** START Available records **

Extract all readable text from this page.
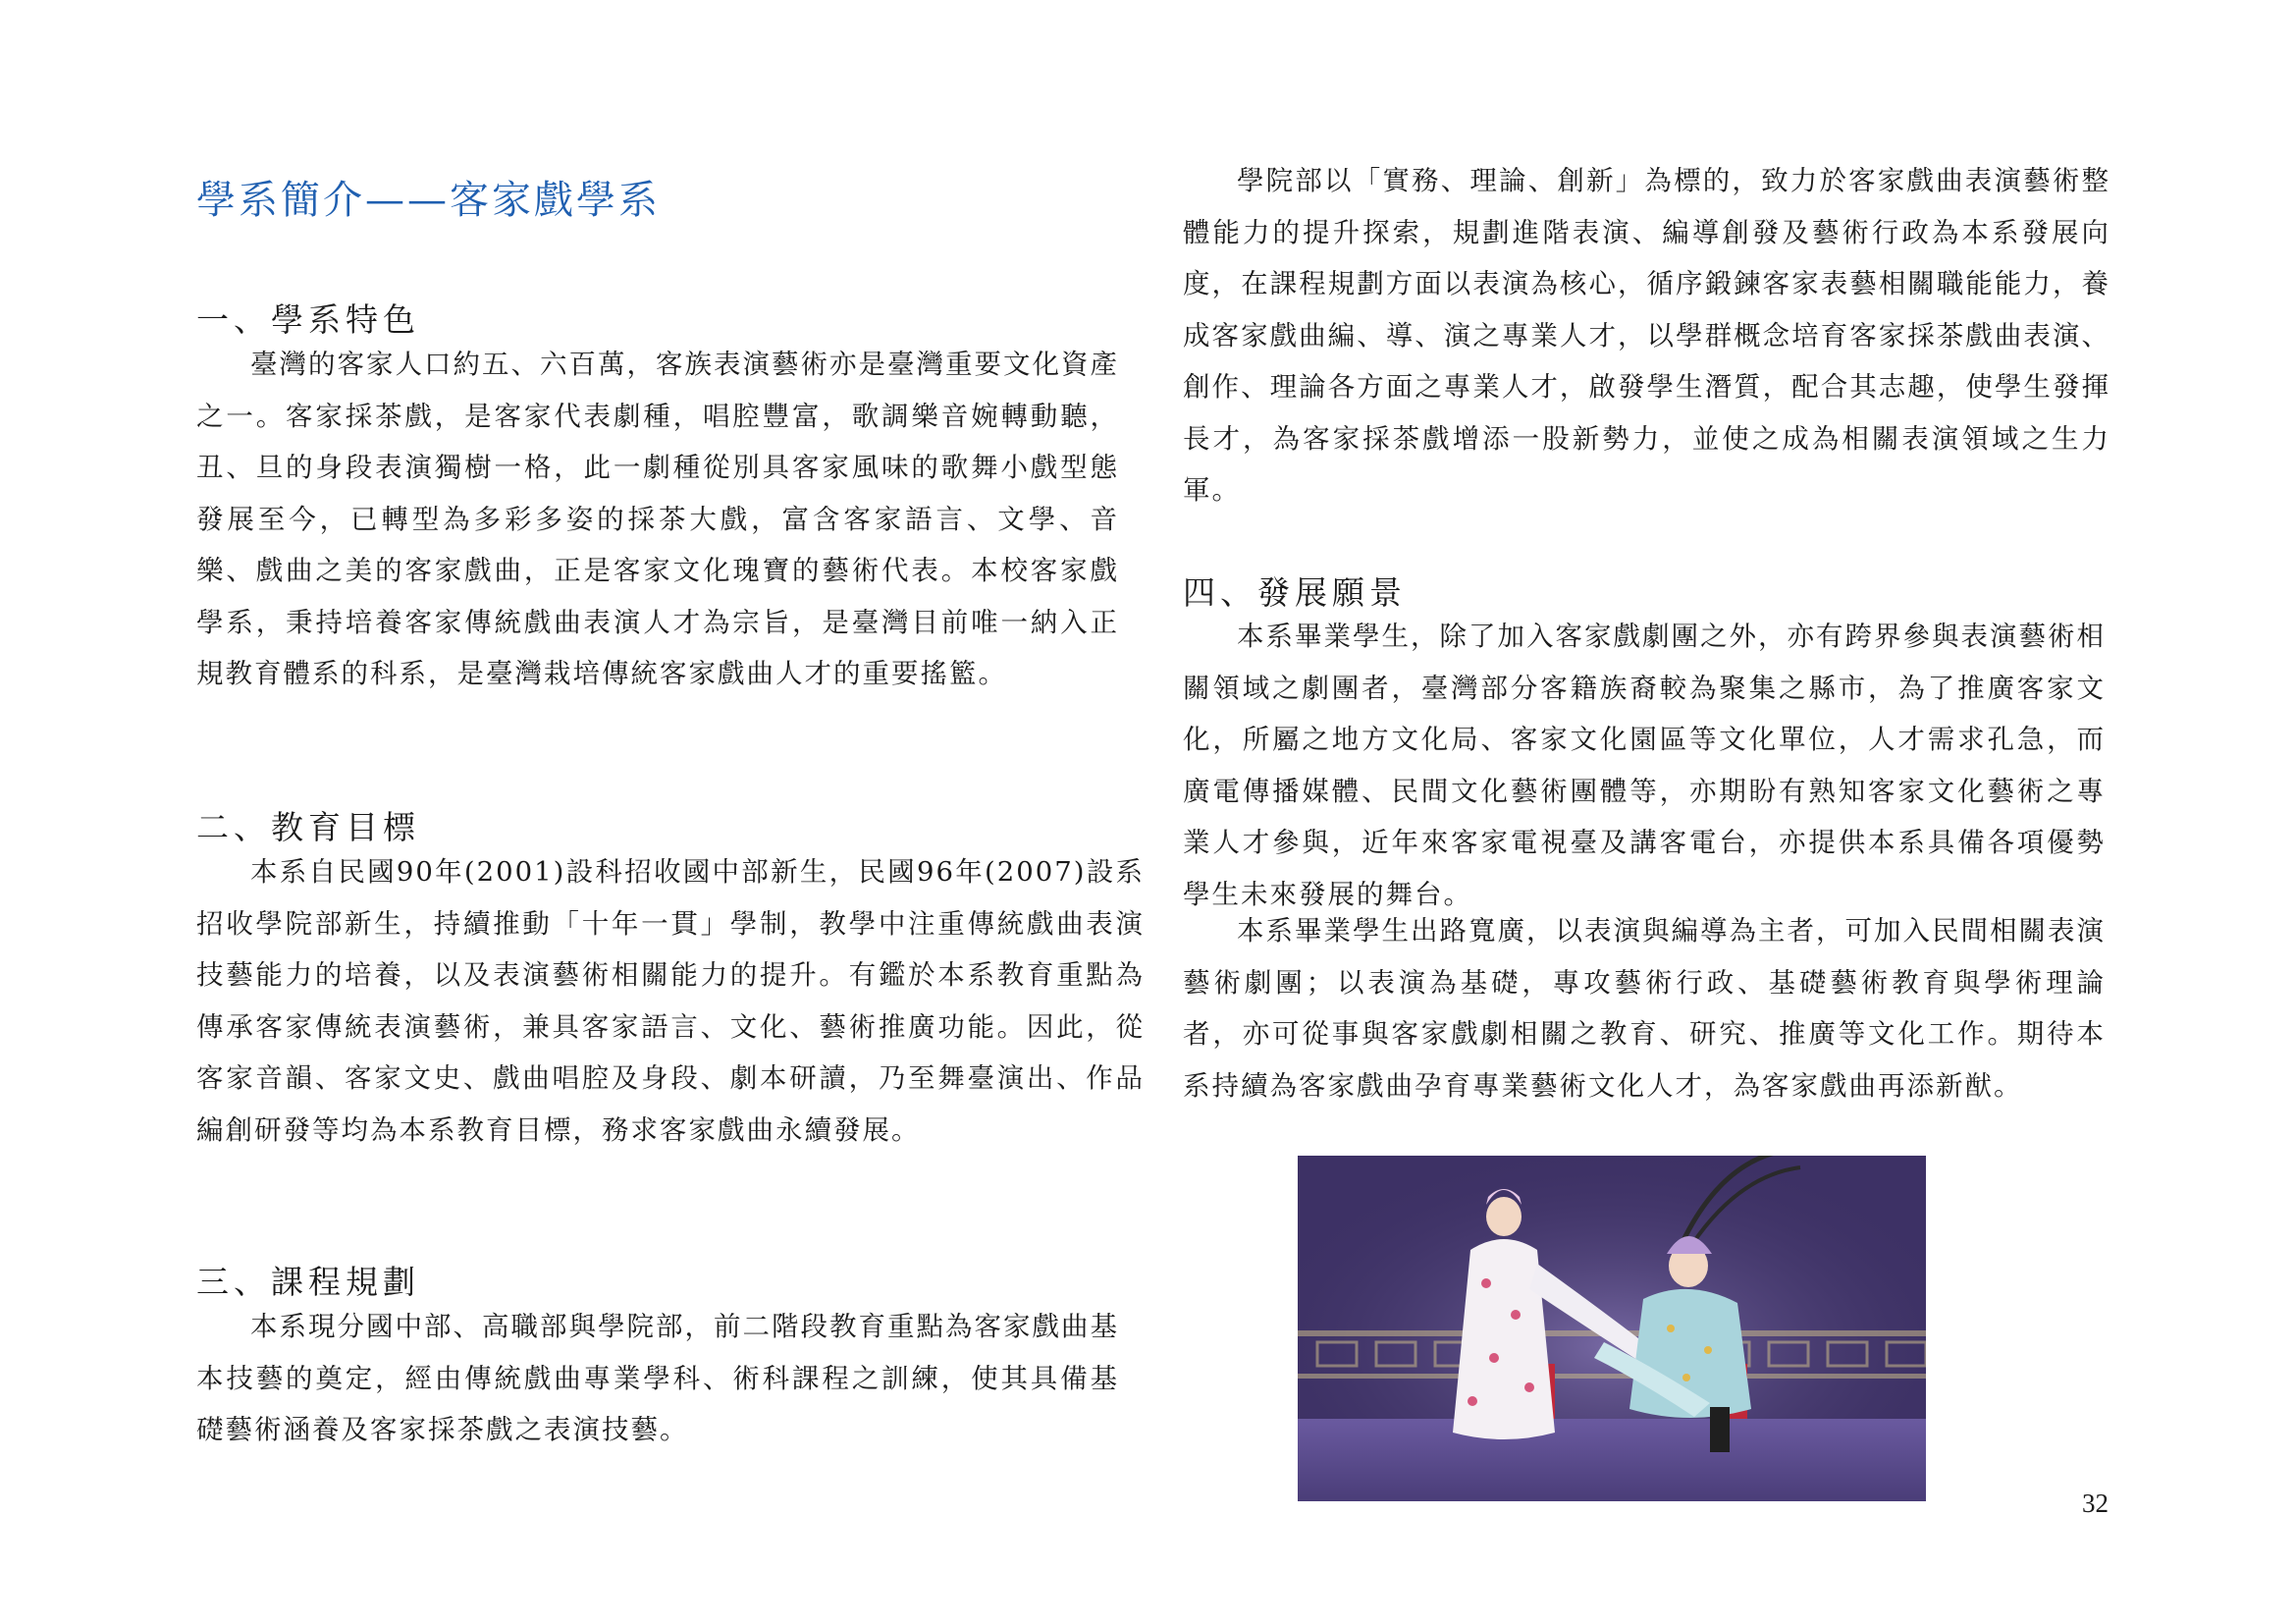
學系簡介——客家戲學系
一、學系特色

臺灣的客家人口約五、六百萬，客族表演藝術亦是臺灣重要文化資產之一。客家採茶戲，是客家代表劇種，唱腔豐富，歌調樂音婉轉動聽，丑、旦的身段表演獨樹一格，此一劇種從別具客家風味的歌舞小戲型態發展至今，已轉型為多彩多姿的採茶大戲，富含客家語言、文學、音樂、戲曲之美的客家戲曲，正是客家文化瑰寶的藝術代表。本校客家戲學系，秉持培養客家傳統戲曲表演人才為宗旨，是臺灣目前唯一納入正規教育體系的科系，是臺灣栽培傳統客家戲曲人才的重要搖籃。

二、教育目標

本系自民國90年(2001)設科招收國中部新生，民國96年(2007)設系招收學院部新生，持續推動「十年一貫」學制，教學中注重傳統戲曲表演技藝能力的培養，以及表演藝術相關能力的提升。有鑑於本系教育重點為傳承客家傳統表演藝術，兼具客家語言、文化、藝術推廣功能。因此，從客家音韻、客家文史、戲曲唱腔及身段、劇本研讀，乃至舞臺演出、作品編創研發等均為本系教育目標，務求客家戲曲永續發展。

三、課程規劃

本系現分國中部、高職部與學院部，前二階段教育重點為客家戲曲基本技藝的奠定，經由傳統戲曲專業學科、術科課程之訓練，使其具備基礎藝術涵養及客家採茶戲之表演技藝。

學院部以「實務、理論、創新」為標的，致力於客家戲曲表演藝術整體能力的提升探索，規劃進階表演、編導創發及藝術行政為本系發展向度，在課程規劃方面以表演為核心，循序鍛鍊客家表藝相關職能能力，養成客家戲曲編、導、演之專業人才，以學群概念培育客家採茶戲曲表演、創作、理論各方面之專業人才，啟發學生潛質，配合其志趣，使學生發揮長才，為客家採茶戲增添一股新勢力，並使之成為相關表演領域之生力軍。

四、發展願景

本系畢業學生，除了加入客家戲劇團之外，亦有跨界參與表演藝術相關領域之劇團者，臺灣部分客籍族裔較為聚集之縣市，為了推廣客家文化，所屬之地方文化局、客家文化園區等文化單位，人才需求孔急，而廣電傳播媒體、民間文化藝術團體等，亦期盼有熟知客家文化藝術之專業人才參與，近年來客家電視臺及講客電台，亦提供本系具備各項優勢學生未來發展的舞台。

本系畢業學生出路寬廣，以表演與編導為主者，可加入民間相關表演藝術劇團；以表演為基礎，專攻藝術行政、基礎藝術教育與學術理論者，亦可從事與客家戲劇相關之教育、研究、推廣等文化工作。期待本系持續為客家戲曲孕育專業藝術文化人才，為客家戲曲再添新猷。

32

** END Available records **

## [Task to complete]
Every line of the data should be copied as it stands, without the images.

## [Task output]
Extract all readable text from this page.
學系簡介——客家戲學系
一、學系特色

臺灣的客家人口約五、六百萬，客族表演藝術亦是臺灣重要文化資產之一。客家採茶戲，是客家代表劇種，唱腔豐富，歌調樂音婉轉動聽，丑、旦的身段表演獨樹一格，此一劇種從別具客家風味的歌舞小戲型態發展至今，已轉型為多彩多姿的採茶大戲，富含客家語言、文學、音樂、戲曲之美的客家戲曲，正是客家文化瑰寶的藝術代表。本校客家戲學系，秉持培養客家傳統戲曲表演人才為宗旨，是臺灣目前唯一納入正規教育體系的科系，是臺灣栽培傳統客家戲曲人才的重要搖籃。

二、教育目標

本系自民國90年(2001)設科招收國中部新生，民國96年(2007)設系招收學院部新生，持續推動「十年一貫」學制，教學中注重傳統戲曲表演技藝能力的培養，以及表演藝術相關能力的提升。有鑑於本系教育重點為傳承客家傳統表演藝術，兼具客家語言、文化、藝術推廣功能。因此，從客家音韻、客家文史、戲曲唱腔及身段、劇本研讀，乃至舞臺演出、作品編創研發等均為本系教育目標，務求客家戲曲永續發展。

三、課程規劃

本系現分國中部、高職部與學院部，前二階段教育重點為客家戲曲基本技藝的奠定，經由傳統戲曲專業學科、術科課程之訓練，使其具備基礎藝術涵養及客家採茶戲之表演技藝。

學院部以「實務、理論、創新」為標的，致力於客家戲曲表演藝術整體能力的提升探索，規劃進階表演、編導創發及藝術行政為本系發展向度，在課程規劃方面以表演為核心，循序鍛鍊客家表藝相關職能能力，養成客家戲曲編、導、演之專業人才，以學群概念培育客家採茶戲曲表演、創作、理論各方面之專業人才，啟發學生潛質，配合其志趣，使學生發揮長才，為客家採茶戲增添一股新勢力，並使之成為相關表演領域之生力軍。

四、發展願景

本系畢業學生，除了加入客家戲劇團之外，亦有跨界參與表演藝術相關領域之劇團者，臺灣部分客籍族裔較為聚集之縣市，為了推廣客家文化，所屬之地方文化局、客家文化園區等文化單位，人才需求孔急，而廣電傳播媒體、民間文化藝術團體等，亦期盼有熟知客家文化藝術之專業人才參與，近年來客家電視臺及講客電台，亦提供本系具備各項優勢學生未來發展的舞台。

本系畢業學生出路寬廣，以表演與編導為主者，可加入民間相關表演藝術劇團；以表演為基礎，專攻藝術行政、基礎藝術教育與學術理論者，亦可從事與客家戲劇相關之教育、研究、推廣等文化工作。期待本系持續為客家戲曲孕育專業藝術文化人才，為客家戲曲再添新猷。

32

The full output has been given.